Given entries.

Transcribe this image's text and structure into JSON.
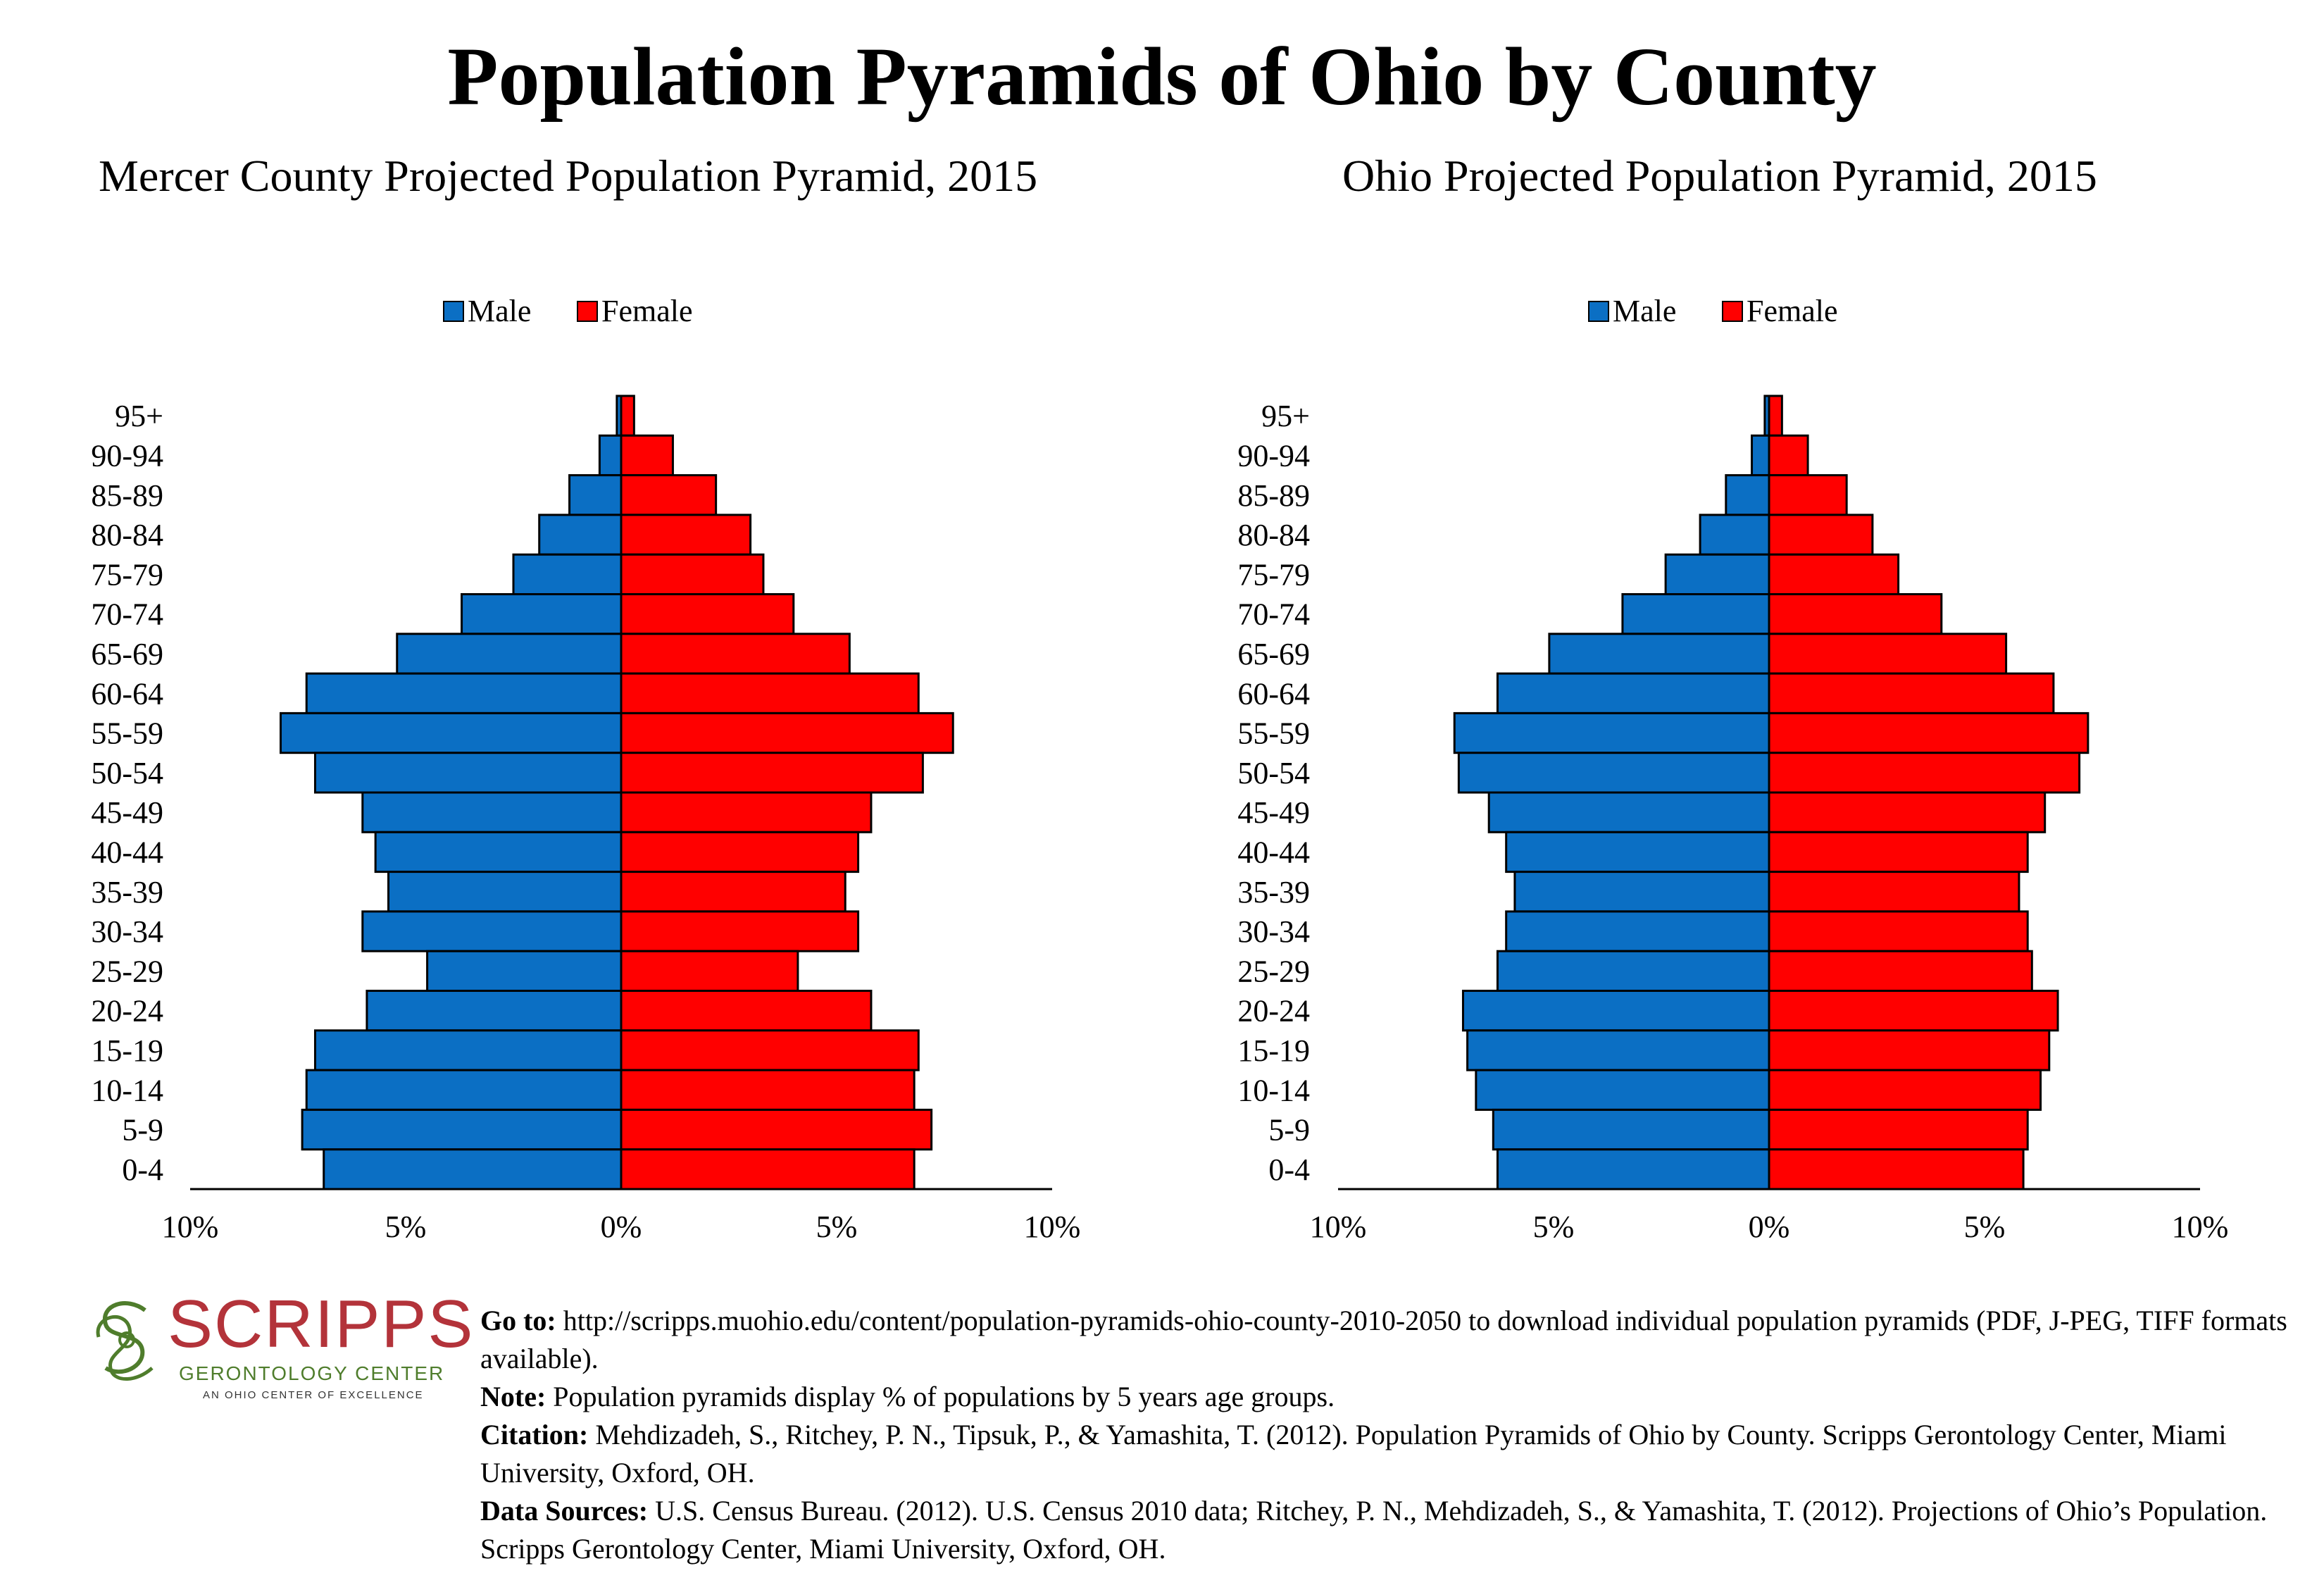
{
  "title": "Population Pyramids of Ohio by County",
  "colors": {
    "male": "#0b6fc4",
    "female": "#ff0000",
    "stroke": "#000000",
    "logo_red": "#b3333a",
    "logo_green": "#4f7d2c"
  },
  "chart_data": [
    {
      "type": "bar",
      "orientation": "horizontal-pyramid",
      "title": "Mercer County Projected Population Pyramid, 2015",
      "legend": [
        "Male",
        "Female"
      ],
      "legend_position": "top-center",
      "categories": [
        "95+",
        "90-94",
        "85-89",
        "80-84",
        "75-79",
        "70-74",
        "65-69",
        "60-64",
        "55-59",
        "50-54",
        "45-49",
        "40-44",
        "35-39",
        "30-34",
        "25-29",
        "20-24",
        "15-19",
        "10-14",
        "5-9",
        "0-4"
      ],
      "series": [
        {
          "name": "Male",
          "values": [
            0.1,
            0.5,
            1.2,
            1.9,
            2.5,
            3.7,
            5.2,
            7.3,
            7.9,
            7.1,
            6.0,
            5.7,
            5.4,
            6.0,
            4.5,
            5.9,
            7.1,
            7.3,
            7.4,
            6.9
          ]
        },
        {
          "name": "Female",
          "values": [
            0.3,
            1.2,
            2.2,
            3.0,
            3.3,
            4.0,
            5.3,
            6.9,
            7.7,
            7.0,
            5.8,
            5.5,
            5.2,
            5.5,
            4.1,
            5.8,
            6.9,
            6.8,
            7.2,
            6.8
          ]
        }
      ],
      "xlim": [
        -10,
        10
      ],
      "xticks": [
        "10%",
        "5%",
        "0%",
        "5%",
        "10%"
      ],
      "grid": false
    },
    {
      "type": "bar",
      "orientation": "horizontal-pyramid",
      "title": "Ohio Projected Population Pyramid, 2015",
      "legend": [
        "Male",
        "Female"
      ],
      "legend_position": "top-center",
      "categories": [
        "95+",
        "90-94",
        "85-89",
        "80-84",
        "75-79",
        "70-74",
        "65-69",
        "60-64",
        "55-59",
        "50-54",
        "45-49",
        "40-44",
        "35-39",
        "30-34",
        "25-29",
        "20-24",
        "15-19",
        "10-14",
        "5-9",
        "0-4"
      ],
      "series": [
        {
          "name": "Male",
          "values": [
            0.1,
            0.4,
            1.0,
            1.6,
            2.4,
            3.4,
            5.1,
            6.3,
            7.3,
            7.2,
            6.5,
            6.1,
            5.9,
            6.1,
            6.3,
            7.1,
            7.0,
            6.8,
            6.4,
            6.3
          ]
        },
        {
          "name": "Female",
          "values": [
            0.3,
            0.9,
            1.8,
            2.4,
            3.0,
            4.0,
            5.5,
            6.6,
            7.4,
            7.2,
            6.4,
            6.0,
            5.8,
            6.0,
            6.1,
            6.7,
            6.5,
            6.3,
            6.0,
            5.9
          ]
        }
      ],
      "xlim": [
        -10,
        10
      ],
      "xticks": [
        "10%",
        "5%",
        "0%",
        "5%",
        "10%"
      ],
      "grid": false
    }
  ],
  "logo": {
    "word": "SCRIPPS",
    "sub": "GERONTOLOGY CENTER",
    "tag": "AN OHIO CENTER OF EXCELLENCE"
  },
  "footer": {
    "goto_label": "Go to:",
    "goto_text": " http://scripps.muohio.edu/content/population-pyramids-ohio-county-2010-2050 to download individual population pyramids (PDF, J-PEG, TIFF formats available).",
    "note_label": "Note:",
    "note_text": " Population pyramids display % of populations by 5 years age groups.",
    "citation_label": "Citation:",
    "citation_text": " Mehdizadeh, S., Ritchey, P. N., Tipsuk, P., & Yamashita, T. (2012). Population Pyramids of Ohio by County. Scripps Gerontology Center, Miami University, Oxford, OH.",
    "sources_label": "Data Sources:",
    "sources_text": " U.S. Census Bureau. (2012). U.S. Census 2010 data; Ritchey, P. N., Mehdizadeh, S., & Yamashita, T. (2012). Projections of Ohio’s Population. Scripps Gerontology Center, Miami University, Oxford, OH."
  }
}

Written instruction.
Please transcribe the material above exactly as written. Leave the pictures out.

Response below.
Transcribe this image's text and structure into JSON.
{
  "title": "Population Pyramids of Ohio by County",
  "colors": {
    "male": "#0b6fc4",
    "female": "#ff0000",
    "stroke": "#000000",
    "logo_red": "#b3333a",
    "logo_green": "#4f7d2c"
  },
  "chart_data": [
    {
      "type": "bar",
      "orientation": "horizontal-pyramid",
      "title": "Mercer County Projected Population Pyramid, 2015",
      "legend": [
        "Male",
        "Female"
      ],
      "legend_position": "top-center",
      "categories": [
        "95+",
        "90-94",
        "85-89",
        "80-84",
        "75-79",
        "70-74",
        "65-69",
        "60-64",
        "55-59",
        "50-54",
        "45-49",
        "40-44",
        "35-39",
        "30-34",
        "25-29",
        "20-24",
        "15-19",
        "10-14",
        "5-9",
        "0-4"
      ],
      "series": [
        {
          "name": "Male",
          "values": [
            0.1,
            0.5,
            1.2,
            1.9,
            2.5,
            3.7,
            5.2,
            7.3,
            7.9,
            7.1,
            6.0,
            5.7,
            5.4,
            6.0,
            4.5,
            5.9,
            7.1,
            7.3,
            7.4,
            6.9
          ]
        },
        {
          "name": "Female",
          "values": [
            0.3,
            1.2,
            2.2,
            3.0,
            3.3,
            4.0,
            5.3,
            6.9,
            7.7,
            7.0,
            5.8,
            5.5,
            5.2,
            5.5,
            4.1,
            5.8,
            6.9,
            6.8,
            7.2,
            6.8
          ]
        }
      ],
      "xlim": [
        -10,
        10
      ],
      "xticks": [
        "10%",
        "5%",
        "0%",
        "5%",
        "10%"
      ],
      "grid": false
    },
    {
      "type": "bar",
      "orientation": "horizontal-pyramid",
      "title": "Ohio Projected Population Pyramid, 2015",
      "legend": [
        "Male",
        "Female"
      ],
      "legend_position": "top-center",
      "categories": [
        "95+",
        "90-94",
        "85-89",
        "80-84",
        "75-79",
        "70-74",
        "65-69",
        "60-64",
        "55-59",
        "50-54",
        "45-49",
        "40-44",
        "35-39",
        "30-34",
        "25-29",
        "20-24",
        "15-19",
        "10-14",
        "5-9",
        "0-4"
      ],
      "series": [
        {
          "name": "Male",
          "values": [
            0.1,
            0.4,
            1.0,
            1.6,
            2.4,
            3.4,
            5.1,
            6.3,
            7.3,
            7.2,
            6.5,
            6.1,
            5.9,
            6.1,
            6.3,
            7.1,
            7.0,
            6.8,
            6.4,
            6.3
          ]
        },
        {
          "name": "Female",
          "values": [
            0.3,
            0.9,
            1.8,
            2.4,
            3.0,
            4.0,
            5.5,
            6.6,
            7.4,
            7.2,
            6.4,
            6.0,
            5.8,
            6.0,
            6.1,
            6.7,
            6.5,
            6.3,
            6.0,
            5.9
          ]
        }
      ],
      "xlim": [
        -10,
        10
      ],
      "xticks": [
        "10%",
        "5%",
        "0%",
        "5%",
        "10%"
      ],
      "grid": false
    }
  ],
  "logo": {
    "word": "SCRIPPS",
    "sub": "GERONTOLOGY CENTER",
    "tag": "AN OHIO CENTER OF EXCELLENCE"
  },
  "footer": {
    "goto_label": "Go to:",
    "goto_text": " http://scripps.muohio.edu/content/population-pyramids-ohio-county-2010-2050 to download individual population pyramids (PDF, J-PEG, TIFF formats available).",
    "note_label": "Note:",
    "note_text": " Population pyramids display % of populations by 5 years age groups.",
    "citation_label": "Citation:",
    "citation_text": " Mehdizadeh, S., Ritchey, P. N., Tipsuk, P., & Yamashita, T. (2012). Population Pyramids of Ohio by County. Scripps Gerontology Center, Miami University, Oxford, OH.",
    "sources_label": "Data Sources:",
    "sources_text": " U.S. Census Bureau. (2012). U.S. Census 2010 data; Ritchey, P. N., Mehdizadeh, S., & Yamashita, T. (2012). Projections of Ohio’s Population. Scripps Gerontology Center, Miami University, Oxford, OH."
  }
}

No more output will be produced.